▶ [Task statement] From the listing below, pull each line that includes "text".

----------

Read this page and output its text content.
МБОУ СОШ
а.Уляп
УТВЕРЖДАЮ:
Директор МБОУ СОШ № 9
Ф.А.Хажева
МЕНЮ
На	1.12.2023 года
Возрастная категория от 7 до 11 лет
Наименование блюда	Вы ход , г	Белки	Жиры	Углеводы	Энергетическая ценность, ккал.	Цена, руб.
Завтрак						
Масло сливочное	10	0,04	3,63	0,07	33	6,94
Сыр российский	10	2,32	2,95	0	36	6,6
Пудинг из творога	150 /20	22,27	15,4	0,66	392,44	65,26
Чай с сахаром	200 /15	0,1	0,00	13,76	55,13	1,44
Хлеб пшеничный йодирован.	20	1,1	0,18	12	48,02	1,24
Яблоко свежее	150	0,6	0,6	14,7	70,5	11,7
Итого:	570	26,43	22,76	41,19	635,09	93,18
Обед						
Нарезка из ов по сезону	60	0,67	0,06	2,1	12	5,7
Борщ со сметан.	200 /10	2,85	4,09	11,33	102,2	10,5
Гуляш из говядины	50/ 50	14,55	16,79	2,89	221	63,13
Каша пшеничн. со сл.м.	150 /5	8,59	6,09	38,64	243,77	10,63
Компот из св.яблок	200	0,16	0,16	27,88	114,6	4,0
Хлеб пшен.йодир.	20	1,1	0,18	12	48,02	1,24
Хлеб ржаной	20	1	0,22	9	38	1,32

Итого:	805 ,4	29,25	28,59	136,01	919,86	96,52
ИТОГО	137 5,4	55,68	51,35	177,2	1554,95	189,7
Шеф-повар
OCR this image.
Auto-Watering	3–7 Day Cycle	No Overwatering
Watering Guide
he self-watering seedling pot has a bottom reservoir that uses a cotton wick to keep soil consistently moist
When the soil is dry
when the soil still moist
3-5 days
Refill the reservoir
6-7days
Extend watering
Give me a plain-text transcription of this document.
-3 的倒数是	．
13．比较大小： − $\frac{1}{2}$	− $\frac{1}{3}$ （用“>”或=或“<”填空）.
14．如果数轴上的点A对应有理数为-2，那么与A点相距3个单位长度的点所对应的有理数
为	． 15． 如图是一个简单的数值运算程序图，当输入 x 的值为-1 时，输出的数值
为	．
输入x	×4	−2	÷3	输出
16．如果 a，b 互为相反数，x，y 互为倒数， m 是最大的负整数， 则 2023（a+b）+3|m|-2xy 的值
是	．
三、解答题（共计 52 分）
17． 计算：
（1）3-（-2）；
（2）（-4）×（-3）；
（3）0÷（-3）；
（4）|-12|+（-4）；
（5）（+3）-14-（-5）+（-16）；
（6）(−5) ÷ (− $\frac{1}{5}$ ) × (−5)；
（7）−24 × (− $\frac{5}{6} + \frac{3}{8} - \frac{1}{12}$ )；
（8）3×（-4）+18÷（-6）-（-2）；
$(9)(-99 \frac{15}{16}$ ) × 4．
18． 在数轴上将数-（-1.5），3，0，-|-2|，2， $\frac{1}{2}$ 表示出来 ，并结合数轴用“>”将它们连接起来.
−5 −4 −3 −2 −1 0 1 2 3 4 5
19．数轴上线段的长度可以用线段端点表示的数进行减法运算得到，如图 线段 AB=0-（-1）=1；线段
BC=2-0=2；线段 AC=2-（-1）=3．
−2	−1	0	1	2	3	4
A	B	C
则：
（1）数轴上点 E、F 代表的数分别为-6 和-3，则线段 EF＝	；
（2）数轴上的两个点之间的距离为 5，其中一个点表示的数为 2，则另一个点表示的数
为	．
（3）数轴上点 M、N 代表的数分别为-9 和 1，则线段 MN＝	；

----------

▶ [The response]
Read this page and output its text content.
Give me a plain-text transcription of this document.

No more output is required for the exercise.